What you are asked to do:
Extract, from the listing that follows, each line containing the word "各设区市发展改革委".

(Saved entries)
- - - -

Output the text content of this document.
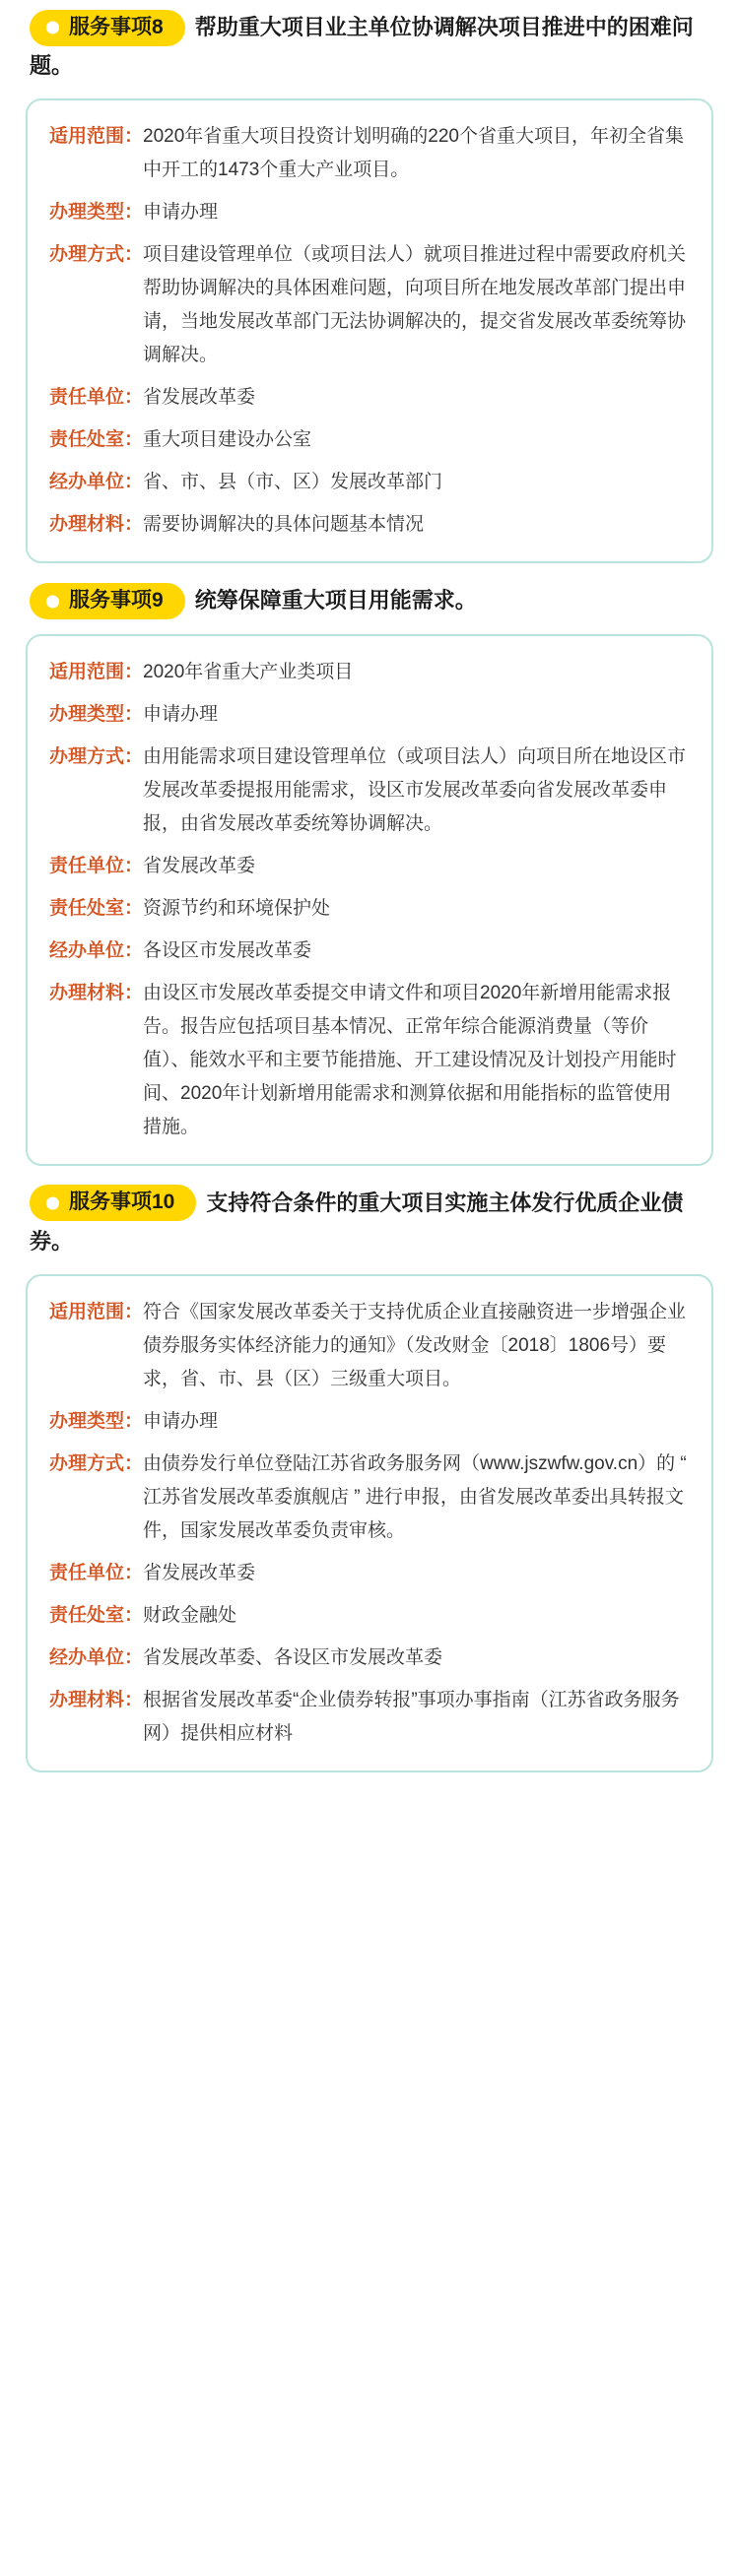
服务事项8 帮助重大项目业主单位协调解决项目推进中的困难问题。
适用范围： 2020年省重大项目投资计划明确的220个省重大项目，年初全省集中开工的1473个重大产业项目。
办理类型： 申请办理
办理方式： 项目建设管理单位（或项目法人）就项目推进过程中需要政府机关帮助协调解决的具体困难问题，向项目所在地发展改革部门提出申请，当地发展改革部门无法协调解决的，提交省发展改革委统筹协调解决。
责任单位： 省发展改革委
责任处室： 重大项目建设办公室
经办单位： 省、市、县（市、区）发展改革部门
办理材料： 需要协调解决的具体问题基本情况
服务事项9 统筹保障重大项目用能需求。
适用范围： 2020年省重大产业类项目
办理类型： 申请办理
办理方式： 由用能需求项目建设管理单位（或项目法人）向项目所在地设区市发展改革委提报用能需求，设区市发展改革委向省发展改革委申报，由省发展改革委统筹协调解决。
责任单位： 省发展改革委
责任处室： 资源节约和环境保护处
经办单位： 各设区市发展改革委
办理材料： 由设区市发展改革委提交申请文件和项目2020年新增用能需求报告。报告应包括项目基本情况、正常年综合能源消费量（等价值）、能效水平和主要节能措施、开工建设情况及计划投产用能时间、2020年计划新增用能需求和测算依据和用能指标的监管使用措施。
服务事项10 支持符合条件的重大项目实施主体发行优质企业债券。
适用范围： 符合《国家发展改革委关于支持优质企业直接融资进一步增强企业债券服务实体经济能力的通知》（发改财金〔2018〕1806号）要求，省、市、县（区）三级重大项目。
办理类型： 申请办理
办理方式： 由债券发行单位登陆江苏省政务服务网（www.jszwfw.gov.cn）的 “ 江苏省发展改革委旗舰店 ” 进行申报，由省发展改革委出具转报文件，国家发展改革委负责审核。
责任单位： 省发展改革委
责任处室： 财政金融处
经办单位： 省发展改革委、各设区市发展改革委
办理材料： 根据省发展改革委“企业债券转报”事项办事指南（江苏省政务服务网）提供相应材料
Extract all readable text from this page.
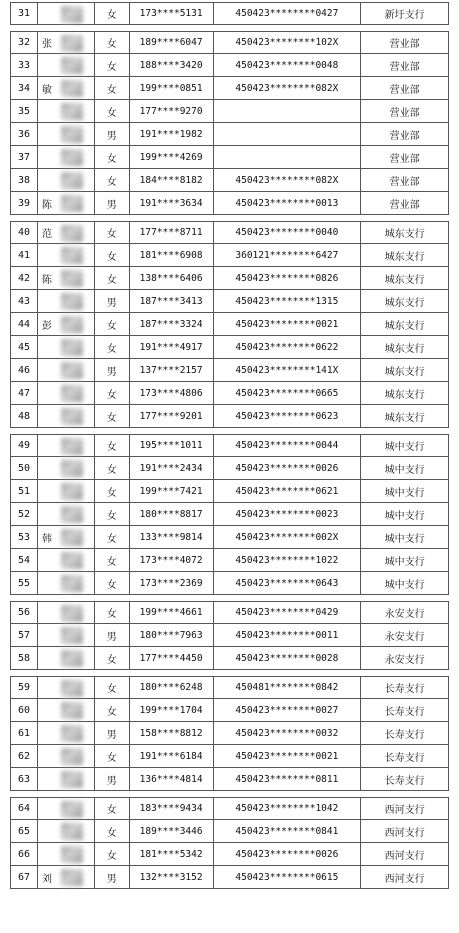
31	女 173****5131	450423********0427	新圩支行
32 张	女 189****6047	450423********102X	营业部
33	女 188****3420	450423********0048	营业部
34 敏	女 199****0851	450423********082X	营业部
35	女 177****9270	营业部
36	男 191****1982	营业部
37	女 199****4269	营业部
38	女 184****8182	450423********082X	营业部
39 陈	男 191****3634	450423********0013	营业部
40 范	女 177****8711	450423********0040	城东支行
41	女 181****6908	360121********6427	城东支行
42 陈	女 138****6406	450423********0826	城东支行
43	男 187****3413	450423********1315	城东支行
44 彭	女 187****3324	450423********0021	城东支行
45	女 191****4917	450423********0622	城东支行
46	男 137****2157	450423********141X	城东支行
47	女 173****4806	450423********0665	城东支行
48	女 177****9201	450423********0623	城东支行
49	女 195****1011	450423********0044	城中支行
50	女 191****2434	450423********0026	城中支行
51	女 199****7421	450423********0621	城中支行
52	女 180****8817	450423********0023	城中支行
53 韩	女 133****9814	450423********002X	城中支行
54	女 173****4072	450423********1022	城中支行
55	女 173****2369	450423********0643	城中支行
56	女 199****4661	450423********0429	永安支行
57	男 180****7963	450423********0011	永安支行
58	女 177****4450	450423********0028	永安支行
59	女 180****6248	450481********0842	长寿支行
60	女 199****1704	450423********0027	长寿支行
61	男 158****8812	450423********0032	长寿支行
62	女 191****6184	450423********0021	长寿支行
63	男 136****4814	450423********0811	长寿支行
64	女 183****9434	450423********1042	西河支行
65	女 189****3446	450423********0841	西河支行
66	女 181****5342	450423********0026	西河支行
67 刘	男 132****3152	450423********0615	西河支行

- - - -

Solution to this problem:
经办单位： 各设区市发展改革委
经办单位： 省发展改革委、各设区市发展改革委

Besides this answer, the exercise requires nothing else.